WHAT TO PRODUCE
Work out how many lines in the listing below include the word "millions". Give nothing but the number.

DATA LINES
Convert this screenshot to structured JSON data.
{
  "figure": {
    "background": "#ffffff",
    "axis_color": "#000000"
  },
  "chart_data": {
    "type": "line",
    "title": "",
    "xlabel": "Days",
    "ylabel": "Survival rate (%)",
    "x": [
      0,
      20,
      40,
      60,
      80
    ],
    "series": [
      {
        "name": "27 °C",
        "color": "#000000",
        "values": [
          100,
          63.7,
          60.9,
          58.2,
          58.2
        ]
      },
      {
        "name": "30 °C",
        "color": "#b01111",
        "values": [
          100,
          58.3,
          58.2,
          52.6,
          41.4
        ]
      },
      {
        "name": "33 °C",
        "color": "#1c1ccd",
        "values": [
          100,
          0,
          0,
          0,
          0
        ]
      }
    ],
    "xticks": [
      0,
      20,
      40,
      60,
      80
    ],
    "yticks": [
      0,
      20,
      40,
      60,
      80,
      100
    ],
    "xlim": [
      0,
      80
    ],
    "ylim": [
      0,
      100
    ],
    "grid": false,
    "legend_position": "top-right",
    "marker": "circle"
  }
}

--

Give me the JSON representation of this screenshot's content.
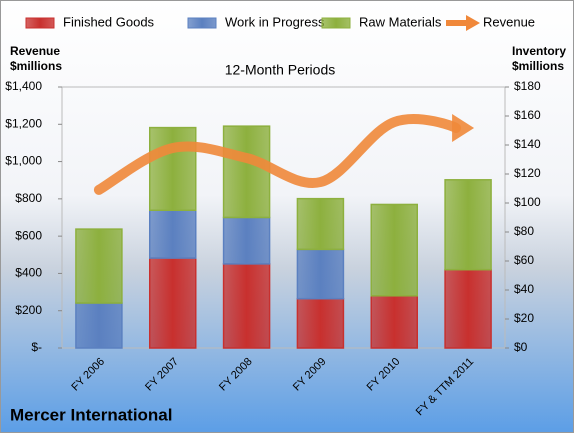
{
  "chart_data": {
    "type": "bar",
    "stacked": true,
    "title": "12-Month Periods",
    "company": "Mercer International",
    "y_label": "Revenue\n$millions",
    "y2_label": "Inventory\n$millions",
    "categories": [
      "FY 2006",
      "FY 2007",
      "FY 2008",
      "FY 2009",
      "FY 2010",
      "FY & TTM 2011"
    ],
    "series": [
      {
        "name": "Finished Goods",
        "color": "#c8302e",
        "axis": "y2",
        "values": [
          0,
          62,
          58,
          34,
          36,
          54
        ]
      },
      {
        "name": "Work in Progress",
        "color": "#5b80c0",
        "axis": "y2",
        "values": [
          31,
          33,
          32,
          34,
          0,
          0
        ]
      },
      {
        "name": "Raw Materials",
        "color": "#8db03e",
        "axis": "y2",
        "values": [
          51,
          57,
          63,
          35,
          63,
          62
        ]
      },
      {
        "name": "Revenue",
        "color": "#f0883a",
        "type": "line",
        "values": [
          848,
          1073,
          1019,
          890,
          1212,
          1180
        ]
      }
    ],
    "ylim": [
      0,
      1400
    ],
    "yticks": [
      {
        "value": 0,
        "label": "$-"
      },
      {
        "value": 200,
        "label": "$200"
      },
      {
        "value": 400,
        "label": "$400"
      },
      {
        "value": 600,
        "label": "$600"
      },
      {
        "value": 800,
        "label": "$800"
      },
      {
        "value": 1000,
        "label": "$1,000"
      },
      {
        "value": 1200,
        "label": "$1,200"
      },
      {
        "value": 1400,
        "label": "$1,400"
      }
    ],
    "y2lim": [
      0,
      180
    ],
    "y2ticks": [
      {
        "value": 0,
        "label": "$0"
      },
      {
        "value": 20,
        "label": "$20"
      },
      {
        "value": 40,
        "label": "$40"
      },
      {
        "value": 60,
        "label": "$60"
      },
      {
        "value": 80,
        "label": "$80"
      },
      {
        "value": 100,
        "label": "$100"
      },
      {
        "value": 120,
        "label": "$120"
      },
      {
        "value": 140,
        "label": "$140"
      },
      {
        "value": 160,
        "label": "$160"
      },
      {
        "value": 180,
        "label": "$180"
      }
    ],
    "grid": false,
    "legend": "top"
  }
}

RESPONSE TO THIS TASK
2